• [RECORD SET]
-=-=-

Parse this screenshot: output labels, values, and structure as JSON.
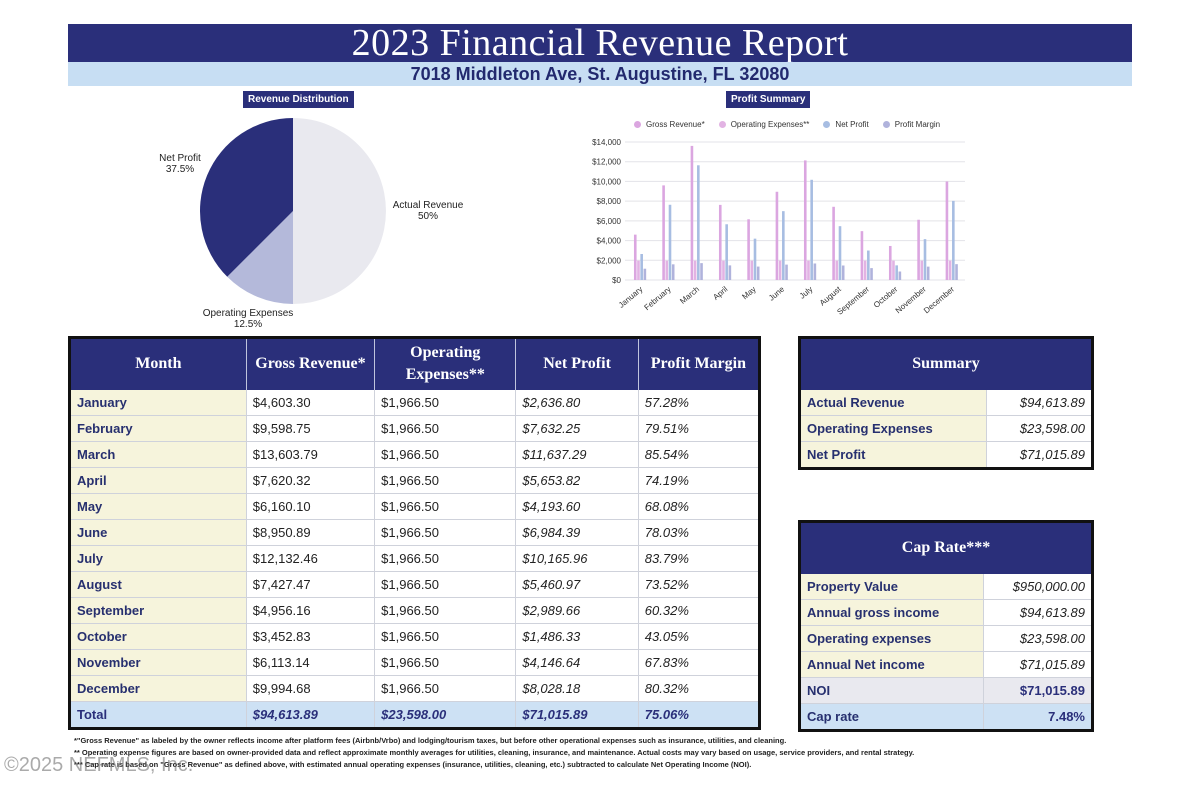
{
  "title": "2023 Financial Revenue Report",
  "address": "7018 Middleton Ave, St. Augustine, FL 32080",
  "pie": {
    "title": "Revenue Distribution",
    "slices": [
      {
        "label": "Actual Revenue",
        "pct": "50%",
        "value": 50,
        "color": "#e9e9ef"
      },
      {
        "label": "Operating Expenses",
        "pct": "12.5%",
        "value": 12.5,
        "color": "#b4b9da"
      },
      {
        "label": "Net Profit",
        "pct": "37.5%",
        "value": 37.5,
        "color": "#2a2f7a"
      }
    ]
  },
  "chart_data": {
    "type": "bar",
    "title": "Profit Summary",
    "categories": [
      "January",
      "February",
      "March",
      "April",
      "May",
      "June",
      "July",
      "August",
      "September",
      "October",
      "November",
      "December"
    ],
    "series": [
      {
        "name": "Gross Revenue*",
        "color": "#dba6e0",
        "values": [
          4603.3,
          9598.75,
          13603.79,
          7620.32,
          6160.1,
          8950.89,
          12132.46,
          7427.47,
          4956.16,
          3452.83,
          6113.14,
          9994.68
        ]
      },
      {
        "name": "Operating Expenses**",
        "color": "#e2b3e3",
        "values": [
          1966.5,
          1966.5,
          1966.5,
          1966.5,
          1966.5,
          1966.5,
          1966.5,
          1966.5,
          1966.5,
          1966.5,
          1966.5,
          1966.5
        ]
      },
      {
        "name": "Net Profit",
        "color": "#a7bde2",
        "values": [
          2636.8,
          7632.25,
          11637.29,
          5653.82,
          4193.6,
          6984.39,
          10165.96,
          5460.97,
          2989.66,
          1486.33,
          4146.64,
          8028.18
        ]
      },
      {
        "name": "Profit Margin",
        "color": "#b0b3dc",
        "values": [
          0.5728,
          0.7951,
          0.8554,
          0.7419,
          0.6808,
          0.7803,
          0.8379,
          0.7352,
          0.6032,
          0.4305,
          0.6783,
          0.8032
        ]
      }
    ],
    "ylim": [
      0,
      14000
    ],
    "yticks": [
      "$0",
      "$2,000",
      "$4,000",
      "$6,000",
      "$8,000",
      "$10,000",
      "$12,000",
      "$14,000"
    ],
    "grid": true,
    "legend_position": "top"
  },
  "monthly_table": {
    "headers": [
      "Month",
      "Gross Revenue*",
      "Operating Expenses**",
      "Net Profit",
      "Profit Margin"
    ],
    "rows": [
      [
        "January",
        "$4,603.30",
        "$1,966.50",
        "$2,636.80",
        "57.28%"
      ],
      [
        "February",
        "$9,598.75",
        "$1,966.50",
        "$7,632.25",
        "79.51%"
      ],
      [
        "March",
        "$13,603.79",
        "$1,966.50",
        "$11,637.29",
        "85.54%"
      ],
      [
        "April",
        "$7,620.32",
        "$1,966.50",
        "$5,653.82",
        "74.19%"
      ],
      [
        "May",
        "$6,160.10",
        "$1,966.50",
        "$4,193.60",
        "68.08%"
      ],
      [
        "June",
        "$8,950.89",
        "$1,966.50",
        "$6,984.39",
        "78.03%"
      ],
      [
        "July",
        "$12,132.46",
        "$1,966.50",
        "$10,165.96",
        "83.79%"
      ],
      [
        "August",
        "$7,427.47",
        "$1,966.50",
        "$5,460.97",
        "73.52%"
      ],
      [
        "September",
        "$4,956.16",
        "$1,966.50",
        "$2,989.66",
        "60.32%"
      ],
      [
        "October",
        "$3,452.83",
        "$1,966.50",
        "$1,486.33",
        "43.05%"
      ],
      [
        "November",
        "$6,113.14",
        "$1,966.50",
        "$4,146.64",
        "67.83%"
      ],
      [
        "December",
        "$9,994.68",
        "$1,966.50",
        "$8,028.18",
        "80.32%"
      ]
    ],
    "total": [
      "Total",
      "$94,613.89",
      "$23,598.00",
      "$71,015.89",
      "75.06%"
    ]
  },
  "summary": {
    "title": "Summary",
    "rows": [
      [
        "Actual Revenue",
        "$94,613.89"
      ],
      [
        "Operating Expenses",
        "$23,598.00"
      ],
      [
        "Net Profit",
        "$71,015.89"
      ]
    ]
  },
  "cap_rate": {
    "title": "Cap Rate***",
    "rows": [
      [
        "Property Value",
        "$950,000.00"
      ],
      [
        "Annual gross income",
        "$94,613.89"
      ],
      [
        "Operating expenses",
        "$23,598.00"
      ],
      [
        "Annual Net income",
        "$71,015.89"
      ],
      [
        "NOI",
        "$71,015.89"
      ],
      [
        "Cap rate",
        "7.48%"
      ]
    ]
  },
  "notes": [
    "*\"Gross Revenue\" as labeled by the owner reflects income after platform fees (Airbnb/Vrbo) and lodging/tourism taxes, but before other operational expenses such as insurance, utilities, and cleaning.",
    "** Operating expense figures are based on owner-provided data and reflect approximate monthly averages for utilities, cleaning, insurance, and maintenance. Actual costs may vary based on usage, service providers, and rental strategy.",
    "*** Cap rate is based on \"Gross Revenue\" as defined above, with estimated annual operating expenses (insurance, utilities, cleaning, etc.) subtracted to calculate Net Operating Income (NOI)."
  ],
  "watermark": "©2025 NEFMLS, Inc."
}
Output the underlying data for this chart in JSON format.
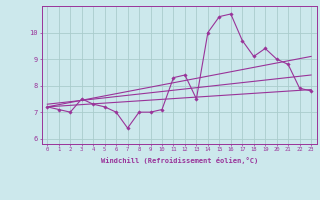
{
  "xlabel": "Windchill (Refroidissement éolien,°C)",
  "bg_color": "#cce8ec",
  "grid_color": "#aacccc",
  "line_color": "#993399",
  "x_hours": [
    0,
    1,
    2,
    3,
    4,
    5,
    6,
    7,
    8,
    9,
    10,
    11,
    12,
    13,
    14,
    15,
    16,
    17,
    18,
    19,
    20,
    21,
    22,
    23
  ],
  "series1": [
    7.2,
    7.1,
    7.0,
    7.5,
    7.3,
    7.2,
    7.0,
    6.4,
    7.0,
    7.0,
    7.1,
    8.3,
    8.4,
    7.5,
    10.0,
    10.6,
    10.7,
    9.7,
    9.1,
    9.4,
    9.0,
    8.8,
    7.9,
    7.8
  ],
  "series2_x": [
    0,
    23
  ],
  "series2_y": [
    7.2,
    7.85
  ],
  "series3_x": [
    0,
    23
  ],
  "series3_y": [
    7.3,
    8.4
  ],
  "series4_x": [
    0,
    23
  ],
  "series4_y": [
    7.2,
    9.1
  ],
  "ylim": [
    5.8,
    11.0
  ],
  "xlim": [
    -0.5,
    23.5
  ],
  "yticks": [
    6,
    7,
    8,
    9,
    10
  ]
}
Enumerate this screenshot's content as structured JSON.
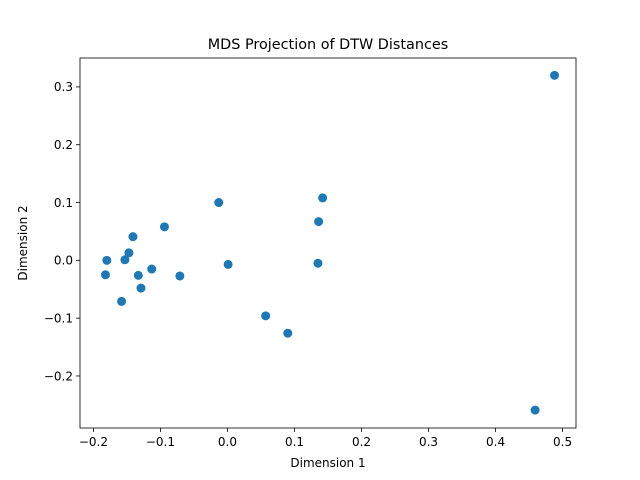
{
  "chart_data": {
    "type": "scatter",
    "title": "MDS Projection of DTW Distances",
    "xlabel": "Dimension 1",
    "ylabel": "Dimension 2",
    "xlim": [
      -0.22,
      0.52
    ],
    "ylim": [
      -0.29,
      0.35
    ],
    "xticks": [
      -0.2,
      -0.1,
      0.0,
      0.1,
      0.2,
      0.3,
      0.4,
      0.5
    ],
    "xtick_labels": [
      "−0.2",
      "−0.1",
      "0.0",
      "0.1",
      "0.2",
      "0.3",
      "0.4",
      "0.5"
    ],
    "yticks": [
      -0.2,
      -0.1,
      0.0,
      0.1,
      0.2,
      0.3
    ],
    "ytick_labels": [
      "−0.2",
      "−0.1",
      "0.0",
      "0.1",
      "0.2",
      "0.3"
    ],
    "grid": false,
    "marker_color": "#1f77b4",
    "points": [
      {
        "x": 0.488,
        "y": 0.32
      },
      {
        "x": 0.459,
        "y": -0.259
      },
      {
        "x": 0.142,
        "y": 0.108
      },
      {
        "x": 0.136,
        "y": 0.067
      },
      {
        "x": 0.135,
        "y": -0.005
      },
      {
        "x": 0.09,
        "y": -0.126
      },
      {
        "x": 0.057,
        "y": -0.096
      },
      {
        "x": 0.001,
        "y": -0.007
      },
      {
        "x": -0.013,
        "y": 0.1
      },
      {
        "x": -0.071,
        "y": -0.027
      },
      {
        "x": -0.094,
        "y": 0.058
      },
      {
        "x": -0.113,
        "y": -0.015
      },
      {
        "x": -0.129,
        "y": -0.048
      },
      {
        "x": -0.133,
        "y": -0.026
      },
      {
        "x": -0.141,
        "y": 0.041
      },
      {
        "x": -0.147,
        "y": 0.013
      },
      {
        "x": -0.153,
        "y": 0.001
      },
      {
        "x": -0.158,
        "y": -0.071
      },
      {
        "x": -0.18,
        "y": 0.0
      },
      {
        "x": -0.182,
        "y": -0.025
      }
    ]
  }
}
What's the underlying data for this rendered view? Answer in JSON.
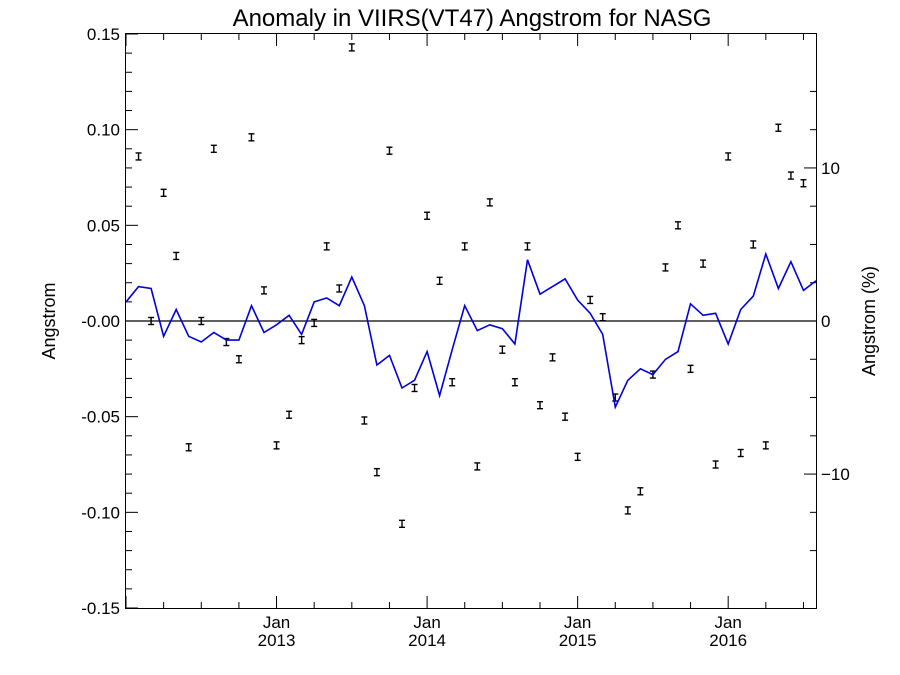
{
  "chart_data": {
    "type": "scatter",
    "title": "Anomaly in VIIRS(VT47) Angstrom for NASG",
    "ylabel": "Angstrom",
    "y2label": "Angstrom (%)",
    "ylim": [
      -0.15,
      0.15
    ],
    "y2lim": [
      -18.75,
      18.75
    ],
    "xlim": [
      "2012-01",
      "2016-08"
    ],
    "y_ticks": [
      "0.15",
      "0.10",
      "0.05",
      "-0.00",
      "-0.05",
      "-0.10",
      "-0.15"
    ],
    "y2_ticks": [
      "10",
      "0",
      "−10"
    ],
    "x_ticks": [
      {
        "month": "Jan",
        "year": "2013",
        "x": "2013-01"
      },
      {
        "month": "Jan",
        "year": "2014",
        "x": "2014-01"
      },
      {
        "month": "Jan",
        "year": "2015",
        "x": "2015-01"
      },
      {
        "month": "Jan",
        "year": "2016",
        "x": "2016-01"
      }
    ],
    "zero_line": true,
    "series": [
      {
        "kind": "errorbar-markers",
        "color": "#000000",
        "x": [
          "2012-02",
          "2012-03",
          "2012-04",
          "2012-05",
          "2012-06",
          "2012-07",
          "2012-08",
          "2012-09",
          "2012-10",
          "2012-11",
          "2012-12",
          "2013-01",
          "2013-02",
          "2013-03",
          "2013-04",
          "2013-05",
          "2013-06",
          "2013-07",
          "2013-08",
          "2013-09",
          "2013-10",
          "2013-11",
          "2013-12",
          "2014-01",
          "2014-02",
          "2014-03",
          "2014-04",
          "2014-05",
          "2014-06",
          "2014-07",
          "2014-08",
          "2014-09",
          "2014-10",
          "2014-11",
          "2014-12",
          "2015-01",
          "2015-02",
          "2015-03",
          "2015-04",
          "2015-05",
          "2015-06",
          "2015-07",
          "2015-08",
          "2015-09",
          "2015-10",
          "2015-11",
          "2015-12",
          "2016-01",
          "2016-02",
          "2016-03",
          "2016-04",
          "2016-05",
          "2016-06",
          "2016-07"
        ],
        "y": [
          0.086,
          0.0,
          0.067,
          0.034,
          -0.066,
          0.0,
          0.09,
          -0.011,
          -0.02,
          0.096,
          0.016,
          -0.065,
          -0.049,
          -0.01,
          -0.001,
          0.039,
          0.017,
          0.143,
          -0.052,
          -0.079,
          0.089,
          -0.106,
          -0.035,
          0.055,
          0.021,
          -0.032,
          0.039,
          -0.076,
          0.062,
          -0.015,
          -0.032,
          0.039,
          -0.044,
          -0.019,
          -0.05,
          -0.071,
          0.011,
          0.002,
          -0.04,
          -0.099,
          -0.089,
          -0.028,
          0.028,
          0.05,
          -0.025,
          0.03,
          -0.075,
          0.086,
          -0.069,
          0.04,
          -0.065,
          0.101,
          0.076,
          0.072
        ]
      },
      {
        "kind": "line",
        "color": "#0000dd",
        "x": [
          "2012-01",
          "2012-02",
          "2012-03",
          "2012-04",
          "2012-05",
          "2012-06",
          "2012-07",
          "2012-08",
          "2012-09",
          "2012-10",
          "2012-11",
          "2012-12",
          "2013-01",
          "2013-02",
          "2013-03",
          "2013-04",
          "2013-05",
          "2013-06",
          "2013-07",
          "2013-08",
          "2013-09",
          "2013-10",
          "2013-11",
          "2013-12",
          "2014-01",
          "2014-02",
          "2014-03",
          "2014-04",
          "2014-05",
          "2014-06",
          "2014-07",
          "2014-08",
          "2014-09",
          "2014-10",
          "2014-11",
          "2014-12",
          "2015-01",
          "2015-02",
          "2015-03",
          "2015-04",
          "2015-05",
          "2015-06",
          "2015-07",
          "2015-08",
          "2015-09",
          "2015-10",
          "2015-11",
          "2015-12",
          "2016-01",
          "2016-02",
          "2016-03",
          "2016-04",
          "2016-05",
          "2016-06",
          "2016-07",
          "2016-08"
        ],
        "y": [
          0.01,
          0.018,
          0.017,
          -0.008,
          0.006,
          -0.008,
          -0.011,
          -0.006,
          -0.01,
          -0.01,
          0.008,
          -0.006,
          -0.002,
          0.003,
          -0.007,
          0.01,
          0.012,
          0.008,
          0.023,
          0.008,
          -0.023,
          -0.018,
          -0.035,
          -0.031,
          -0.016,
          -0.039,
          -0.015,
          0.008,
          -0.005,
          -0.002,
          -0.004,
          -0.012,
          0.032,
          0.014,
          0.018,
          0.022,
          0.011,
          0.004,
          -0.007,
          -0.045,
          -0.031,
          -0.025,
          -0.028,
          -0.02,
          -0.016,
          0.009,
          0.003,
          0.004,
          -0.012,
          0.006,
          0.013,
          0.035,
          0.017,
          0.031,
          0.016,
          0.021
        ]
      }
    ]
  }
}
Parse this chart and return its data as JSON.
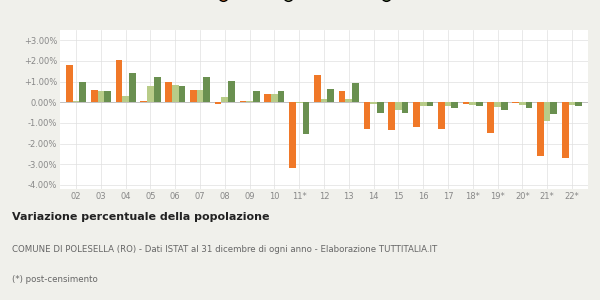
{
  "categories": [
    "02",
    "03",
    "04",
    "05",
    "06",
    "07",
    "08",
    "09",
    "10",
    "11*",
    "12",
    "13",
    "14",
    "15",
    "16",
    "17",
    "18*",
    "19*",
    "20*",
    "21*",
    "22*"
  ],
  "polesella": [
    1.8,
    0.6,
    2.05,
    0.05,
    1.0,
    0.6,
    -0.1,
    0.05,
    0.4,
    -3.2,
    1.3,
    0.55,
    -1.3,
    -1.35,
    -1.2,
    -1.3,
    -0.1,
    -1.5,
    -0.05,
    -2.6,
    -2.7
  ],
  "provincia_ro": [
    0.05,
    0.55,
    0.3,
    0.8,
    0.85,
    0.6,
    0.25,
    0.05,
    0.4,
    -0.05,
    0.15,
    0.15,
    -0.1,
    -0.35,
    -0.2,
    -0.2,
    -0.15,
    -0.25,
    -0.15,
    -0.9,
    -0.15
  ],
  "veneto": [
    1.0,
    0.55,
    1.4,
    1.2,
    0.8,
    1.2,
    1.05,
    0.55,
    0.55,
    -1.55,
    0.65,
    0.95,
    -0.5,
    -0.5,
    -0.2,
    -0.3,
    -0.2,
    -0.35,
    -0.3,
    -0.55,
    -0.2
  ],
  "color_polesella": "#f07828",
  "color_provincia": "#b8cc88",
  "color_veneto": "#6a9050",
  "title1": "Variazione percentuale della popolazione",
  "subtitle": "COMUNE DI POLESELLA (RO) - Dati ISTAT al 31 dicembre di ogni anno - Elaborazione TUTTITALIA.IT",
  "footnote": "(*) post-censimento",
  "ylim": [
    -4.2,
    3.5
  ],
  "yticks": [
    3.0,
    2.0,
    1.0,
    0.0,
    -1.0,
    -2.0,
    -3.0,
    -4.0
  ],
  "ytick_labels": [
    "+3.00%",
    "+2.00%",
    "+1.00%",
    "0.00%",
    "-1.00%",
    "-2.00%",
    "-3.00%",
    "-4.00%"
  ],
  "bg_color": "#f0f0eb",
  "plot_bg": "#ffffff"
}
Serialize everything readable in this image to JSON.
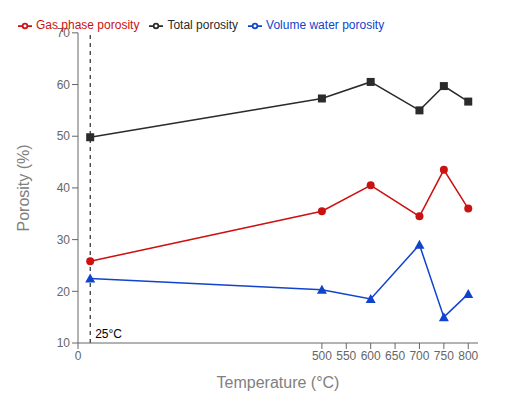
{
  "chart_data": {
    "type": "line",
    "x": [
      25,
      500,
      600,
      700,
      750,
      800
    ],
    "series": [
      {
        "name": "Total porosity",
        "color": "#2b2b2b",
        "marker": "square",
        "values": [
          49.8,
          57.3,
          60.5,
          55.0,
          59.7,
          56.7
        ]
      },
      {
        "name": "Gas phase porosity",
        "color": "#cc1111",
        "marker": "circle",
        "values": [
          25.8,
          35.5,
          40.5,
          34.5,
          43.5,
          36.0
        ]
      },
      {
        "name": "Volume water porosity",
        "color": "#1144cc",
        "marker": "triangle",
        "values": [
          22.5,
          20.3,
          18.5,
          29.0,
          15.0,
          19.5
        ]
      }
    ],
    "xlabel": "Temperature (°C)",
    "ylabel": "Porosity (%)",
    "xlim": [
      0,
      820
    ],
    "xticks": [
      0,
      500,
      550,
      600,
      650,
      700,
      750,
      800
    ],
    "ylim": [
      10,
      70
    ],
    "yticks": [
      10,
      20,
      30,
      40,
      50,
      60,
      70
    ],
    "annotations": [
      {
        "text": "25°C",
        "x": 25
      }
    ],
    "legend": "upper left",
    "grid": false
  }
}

-=-=-

• [TASK DIRECTIONS]
Of the lines in the data, how many contain the word "screenshot"? Provide the number and nothing further.

• [WRITTEN REPLY]
2